*What you are asked to do*:
Please output the lines shown below exactly as they appear.

*Entries*:
▼

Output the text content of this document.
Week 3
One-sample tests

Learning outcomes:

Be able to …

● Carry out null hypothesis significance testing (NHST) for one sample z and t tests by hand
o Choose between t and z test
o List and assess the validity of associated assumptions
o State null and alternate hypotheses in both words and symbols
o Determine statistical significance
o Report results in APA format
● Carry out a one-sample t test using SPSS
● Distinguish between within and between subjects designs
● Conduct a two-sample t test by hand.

▲

*The response*:
Output the text content of this document.
Week 3
One-sample tests

Learning outcomes:

Be able to …

● Carry out null hypothesis significance testing (NHST) for one sample z and t tests by hand
o Choose between t and z test
o List and assess the validity of associated assumptions
o State null and alternate hypotheses in both words and symbols
o Determine statistical significance
o Report results in APA format
● Carry out a one-sample t test using SPSS
● Distinguish between within and between subjects designs
● Conduct a two-sample t test by hand.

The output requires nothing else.